● **Exercise task**:
Each line of the listing that contains the word "continued" is to be copied.

* * *

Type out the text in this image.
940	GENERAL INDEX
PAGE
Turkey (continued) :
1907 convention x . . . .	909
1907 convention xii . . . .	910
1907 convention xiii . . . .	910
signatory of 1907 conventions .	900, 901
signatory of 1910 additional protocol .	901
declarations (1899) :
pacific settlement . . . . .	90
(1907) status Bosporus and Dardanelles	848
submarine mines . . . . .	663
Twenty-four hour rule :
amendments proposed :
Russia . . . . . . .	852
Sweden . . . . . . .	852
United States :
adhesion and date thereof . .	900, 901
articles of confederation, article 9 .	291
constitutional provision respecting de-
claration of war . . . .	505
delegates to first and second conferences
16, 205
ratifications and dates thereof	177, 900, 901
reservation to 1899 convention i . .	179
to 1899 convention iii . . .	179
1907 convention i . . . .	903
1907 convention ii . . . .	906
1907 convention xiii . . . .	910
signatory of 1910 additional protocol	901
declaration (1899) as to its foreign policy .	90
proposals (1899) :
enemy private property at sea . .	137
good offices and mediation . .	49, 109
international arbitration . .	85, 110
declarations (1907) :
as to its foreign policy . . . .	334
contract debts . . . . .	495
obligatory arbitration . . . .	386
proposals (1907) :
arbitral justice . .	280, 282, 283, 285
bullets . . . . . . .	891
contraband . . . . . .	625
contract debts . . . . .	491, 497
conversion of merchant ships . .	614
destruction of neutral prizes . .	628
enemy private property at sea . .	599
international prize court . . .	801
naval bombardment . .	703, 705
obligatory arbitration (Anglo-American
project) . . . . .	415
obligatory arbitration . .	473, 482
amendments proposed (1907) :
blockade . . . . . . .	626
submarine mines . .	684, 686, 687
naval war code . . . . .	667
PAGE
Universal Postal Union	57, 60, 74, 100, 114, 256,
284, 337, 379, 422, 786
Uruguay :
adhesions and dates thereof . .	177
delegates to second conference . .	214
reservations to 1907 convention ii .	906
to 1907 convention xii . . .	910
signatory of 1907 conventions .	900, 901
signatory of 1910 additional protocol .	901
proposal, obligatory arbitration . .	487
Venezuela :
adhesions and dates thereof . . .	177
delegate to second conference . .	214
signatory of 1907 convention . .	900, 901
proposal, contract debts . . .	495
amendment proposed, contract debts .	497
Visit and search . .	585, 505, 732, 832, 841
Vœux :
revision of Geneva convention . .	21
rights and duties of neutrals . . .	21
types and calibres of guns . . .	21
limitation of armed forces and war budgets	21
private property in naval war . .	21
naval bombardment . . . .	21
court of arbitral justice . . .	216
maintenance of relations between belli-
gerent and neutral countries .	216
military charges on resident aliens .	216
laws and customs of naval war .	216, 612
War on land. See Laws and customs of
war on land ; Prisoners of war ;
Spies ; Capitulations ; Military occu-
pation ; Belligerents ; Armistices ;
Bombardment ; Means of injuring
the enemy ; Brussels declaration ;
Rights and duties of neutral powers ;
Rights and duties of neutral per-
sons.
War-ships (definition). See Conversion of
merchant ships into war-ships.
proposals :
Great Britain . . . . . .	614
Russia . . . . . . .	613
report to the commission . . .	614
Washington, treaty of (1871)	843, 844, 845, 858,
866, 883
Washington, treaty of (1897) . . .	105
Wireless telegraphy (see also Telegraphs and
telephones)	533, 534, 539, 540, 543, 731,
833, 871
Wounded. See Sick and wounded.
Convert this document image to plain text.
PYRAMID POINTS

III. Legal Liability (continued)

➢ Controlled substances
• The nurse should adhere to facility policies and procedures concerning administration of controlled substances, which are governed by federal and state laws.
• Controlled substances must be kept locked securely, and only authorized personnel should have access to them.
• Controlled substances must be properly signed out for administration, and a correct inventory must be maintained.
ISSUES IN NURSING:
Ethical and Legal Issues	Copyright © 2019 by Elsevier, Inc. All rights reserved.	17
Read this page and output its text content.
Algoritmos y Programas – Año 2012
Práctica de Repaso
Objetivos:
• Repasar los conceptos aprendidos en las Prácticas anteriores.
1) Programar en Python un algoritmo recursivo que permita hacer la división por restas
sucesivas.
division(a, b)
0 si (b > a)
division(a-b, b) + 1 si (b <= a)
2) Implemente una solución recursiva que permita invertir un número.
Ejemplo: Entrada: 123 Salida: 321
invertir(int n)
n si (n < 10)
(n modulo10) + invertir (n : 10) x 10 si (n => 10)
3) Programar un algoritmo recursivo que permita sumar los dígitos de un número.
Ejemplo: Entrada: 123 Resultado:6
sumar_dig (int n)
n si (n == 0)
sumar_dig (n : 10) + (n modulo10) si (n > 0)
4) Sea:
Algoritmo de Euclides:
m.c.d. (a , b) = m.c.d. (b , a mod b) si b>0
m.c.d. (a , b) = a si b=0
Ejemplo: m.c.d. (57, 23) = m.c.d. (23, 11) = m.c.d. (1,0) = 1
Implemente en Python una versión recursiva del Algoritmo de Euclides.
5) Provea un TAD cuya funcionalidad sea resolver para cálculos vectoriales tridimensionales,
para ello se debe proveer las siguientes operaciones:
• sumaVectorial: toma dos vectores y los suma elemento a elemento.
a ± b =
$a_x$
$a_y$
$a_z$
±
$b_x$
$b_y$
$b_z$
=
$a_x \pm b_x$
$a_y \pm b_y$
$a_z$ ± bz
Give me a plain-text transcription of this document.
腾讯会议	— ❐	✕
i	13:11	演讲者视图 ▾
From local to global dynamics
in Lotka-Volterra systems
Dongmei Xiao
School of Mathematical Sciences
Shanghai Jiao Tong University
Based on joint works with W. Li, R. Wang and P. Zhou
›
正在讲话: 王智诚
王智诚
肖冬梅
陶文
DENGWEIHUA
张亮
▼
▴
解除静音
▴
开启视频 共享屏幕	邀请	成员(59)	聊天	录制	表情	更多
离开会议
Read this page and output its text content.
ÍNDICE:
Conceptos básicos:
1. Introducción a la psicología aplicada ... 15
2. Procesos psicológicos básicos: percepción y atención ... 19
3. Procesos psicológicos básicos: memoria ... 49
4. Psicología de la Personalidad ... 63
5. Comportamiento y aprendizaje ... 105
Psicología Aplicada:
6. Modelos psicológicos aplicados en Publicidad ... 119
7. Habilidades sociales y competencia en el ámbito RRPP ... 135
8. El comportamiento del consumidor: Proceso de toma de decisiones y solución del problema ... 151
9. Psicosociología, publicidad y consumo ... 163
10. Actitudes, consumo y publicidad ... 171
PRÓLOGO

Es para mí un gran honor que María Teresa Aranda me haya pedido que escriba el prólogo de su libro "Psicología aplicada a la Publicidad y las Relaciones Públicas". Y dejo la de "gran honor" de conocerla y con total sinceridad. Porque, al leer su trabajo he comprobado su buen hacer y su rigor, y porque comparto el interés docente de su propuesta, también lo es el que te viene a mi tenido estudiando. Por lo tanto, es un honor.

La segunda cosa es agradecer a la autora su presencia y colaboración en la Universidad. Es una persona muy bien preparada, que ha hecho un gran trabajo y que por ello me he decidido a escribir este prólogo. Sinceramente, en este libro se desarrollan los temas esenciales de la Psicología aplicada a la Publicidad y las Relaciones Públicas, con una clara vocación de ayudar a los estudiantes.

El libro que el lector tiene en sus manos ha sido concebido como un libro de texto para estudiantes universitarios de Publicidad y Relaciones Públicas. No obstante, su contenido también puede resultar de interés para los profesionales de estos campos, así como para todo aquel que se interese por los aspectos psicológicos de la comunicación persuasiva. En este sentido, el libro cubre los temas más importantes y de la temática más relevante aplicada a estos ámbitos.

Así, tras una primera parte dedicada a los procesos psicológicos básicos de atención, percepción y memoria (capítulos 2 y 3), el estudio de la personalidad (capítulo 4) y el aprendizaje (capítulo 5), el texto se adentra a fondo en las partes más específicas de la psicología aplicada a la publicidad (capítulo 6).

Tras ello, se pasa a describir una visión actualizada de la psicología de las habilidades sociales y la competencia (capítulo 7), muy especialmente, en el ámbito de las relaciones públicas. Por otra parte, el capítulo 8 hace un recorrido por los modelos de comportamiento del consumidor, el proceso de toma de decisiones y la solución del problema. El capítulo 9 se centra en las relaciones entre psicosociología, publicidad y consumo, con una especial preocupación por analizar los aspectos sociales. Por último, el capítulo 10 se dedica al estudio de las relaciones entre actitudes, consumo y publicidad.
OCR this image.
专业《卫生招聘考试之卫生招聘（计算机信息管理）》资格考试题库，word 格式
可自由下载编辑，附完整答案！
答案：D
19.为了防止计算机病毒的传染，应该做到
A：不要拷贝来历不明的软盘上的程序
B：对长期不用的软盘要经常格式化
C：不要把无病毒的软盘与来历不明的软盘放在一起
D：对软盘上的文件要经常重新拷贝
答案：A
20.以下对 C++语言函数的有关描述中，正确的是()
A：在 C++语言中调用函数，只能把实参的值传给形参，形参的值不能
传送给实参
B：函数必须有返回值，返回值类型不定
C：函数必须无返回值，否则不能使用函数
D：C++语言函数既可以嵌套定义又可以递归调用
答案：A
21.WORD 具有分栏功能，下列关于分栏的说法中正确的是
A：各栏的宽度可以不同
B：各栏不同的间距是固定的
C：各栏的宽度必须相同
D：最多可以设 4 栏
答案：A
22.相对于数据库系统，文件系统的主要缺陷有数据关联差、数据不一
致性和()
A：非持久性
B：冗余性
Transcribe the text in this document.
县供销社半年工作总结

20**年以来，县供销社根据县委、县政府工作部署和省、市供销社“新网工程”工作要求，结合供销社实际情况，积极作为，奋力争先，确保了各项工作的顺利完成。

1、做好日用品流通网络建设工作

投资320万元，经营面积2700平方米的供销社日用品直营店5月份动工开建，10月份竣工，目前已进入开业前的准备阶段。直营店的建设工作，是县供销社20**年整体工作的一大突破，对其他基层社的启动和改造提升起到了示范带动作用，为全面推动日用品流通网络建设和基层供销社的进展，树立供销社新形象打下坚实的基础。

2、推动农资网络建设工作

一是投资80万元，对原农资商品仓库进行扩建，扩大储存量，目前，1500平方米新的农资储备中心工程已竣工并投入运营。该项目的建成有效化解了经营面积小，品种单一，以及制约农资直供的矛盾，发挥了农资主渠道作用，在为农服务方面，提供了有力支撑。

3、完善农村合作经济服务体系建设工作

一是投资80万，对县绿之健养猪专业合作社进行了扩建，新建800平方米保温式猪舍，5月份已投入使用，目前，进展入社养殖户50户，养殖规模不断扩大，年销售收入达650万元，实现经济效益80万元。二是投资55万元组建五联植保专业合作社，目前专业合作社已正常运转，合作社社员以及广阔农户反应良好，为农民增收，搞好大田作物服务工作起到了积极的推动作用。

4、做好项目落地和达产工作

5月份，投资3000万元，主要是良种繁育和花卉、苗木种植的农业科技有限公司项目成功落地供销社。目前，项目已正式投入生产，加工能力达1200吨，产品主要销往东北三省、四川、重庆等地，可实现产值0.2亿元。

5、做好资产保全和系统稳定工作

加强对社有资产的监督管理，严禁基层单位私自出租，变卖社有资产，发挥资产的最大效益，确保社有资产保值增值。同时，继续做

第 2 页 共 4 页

* * *

● **Solution to the exercise**:
Turkey (continued) :
III. Legal Liability (continued)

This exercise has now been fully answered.